### Dataset content
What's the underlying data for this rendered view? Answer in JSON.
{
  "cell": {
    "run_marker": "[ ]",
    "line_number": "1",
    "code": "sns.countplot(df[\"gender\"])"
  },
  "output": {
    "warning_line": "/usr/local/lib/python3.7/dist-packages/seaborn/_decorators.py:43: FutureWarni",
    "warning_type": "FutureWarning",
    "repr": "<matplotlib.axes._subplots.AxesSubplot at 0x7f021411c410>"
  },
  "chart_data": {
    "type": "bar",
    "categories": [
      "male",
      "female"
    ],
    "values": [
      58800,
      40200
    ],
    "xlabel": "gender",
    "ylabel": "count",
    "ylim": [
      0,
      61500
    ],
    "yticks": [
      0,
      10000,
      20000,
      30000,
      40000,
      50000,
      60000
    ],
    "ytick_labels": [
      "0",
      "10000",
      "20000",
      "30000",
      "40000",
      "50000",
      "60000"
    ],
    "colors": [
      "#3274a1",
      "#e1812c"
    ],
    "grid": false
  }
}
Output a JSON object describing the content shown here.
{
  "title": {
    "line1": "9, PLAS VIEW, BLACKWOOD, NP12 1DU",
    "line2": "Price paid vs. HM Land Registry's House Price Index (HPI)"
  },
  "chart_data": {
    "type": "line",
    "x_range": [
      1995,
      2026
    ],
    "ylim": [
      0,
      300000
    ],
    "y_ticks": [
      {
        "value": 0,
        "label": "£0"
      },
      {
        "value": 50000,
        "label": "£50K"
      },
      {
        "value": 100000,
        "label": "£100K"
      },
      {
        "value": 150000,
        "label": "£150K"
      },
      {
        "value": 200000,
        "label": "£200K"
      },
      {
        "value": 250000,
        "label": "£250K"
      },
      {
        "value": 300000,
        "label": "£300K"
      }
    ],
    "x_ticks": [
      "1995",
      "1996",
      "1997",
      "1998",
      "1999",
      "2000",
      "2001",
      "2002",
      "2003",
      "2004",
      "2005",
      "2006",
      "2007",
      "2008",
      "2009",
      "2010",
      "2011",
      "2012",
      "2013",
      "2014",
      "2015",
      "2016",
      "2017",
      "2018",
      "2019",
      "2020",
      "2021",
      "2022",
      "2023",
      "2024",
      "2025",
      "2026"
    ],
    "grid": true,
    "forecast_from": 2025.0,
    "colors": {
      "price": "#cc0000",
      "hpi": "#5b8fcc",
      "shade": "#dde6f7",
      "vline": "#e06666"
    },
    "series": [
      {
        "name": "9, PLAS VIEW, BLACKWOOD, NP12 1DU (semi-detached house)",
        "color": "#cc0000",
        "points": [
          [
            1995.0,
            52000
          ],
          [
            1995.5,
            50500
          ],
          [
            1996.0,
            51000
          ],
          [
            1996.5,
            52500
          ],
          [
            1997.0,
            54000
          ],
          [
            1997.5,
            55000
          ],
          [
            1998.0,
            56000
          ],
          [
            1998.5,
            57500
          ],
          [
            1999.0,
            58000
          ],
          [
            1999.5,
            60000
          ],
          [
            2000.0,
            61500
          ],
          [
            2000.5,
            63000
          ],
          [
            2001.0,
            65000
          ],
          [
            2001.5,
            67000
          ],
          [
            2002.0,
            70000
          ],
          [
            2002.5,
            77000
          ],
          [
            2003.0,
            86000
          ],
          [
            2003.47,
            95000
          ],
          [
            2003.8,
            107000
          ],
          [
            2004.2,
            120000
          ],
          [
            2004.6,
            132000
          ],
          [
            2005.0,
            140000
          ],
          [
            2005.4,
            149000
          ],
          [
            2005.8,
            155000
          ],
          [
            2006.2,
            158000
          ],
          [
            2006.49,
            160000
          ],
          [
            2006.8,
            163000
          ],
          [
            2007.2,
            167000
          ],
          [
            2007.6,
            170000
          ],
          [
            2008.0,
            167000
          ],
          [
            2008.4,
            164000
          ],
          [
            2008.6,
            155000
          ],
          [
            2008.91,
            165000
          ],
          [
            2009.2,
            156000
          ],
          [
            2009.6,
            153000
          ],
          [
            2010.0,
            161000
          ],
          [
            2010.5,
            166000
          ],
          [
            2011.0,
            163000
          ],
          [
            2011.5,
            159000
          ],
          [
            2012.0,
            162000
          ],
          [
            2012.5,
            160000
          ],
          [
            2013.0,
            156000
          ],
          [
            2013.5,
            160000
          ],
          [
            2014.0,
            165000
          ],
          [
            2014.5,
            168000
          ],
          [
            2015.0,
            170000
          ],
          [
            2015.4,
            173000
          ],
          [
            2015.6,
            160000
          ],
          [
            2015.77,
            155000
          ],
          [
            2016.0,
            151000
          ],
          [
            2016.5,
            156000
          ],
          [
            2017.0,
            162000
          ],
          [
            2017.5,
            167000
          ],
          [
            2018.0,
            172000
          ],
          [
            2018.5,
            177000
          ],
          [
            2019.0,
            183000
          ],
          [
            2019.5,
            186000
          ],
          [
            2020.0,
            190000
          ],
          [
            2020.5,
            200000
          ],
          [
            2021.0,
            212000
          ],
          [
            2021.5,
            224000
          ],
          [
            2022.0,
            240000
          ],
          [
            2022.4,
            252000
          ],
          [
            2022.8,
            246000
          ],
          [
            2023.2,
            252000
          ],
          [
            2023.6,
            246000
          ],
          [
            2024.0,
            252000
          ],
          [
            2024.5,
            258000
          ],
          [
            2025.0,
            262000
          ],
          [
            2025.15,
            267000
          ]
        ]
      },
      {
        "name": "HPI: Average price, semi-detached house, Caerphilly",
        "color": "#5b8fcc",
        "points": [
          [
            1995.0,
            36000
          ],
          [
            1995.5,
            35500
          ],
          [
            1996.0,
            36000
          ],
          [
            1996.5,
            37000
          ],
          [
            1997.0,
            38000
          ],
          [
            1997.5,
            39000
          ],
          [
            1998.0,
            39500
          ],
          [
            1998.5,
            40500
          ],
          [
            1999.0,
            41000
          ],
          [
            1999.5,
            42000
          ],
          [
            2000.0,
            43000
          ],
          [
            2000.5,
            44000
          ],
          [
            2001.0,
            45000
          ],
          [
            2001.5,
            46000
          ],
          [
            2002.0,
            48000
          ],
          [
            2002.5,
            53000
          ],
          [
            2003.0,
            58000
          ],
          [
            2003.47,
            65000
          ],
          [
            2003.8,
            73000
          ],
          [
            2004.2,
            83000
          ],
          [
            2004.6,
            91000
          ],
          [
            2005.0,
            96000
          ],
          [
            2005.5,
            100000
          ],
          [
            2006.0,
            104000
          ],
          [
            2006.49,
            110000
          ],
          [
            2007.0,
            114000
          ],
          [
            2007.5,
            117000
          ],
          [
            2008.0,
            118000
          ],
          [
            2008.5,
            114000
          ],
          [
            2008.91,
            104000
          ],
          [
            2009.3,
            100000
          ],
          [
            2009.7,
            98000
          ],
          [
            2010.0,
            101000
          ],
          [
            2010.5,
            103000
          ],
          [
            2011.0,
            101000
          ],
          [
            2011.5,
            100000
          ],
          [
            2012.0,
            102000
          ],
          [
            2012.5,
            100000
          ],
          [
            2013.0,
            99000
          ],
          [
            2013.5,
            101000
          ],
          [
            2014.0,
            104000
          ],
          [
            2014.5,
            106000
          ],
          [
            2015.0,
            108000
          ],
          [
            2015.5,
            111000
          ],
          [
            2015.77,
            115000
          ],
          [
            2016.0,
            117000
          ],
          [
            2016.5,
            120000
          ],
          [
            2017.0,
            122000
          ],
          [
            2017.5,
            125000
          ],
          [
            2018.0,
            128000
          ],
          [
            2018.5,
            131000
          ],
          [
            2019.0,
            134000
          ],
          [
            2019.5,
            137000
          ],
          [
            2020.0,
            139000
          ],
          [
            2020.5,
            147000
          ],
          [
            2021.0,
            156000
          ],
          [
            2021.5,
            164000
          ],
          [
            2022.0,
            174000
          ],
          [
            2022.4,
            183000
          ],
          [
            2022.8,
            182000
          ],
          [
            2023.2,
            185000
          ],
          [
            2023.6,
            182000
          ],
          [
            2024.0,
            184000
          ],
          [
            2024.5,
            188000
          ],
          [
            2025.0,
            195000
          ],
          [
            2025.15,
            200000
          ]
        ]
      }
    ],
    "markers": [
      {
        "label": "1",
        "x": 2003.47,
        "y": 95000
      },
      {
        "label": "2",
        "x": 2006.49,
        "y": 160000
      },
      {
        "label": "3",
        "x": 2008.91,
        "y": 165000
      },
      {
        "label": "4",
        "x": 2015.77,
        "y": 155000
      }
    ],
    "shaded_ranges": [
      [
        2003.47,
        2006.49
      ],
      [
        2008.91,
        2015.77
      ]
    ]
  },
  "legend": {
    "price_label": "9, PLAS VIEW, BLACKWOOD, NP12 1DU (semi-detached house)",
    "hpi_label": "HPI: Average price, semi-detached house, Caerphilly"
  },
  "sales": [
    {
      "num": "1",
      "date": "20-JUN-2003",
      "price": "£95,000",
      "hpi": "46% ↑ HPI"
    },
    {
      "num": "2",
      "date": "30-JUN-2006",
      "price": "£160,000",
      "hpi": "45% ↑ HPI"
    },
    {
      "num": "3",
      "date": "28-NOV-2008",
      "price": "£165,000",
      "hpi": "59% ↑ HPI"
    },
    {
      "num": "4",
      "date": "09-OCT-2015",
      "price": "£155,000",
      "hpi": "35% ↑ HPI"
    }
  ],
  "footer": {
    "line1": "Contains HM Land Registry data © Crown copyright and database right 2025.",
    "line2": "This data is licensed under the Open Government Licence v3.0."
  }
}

### Do this
Copy out every line in the listing where the word "gender" appears.

### Result
    "code": "sns.countplot(df[\"gender\"])"
    "xlabel": "gender",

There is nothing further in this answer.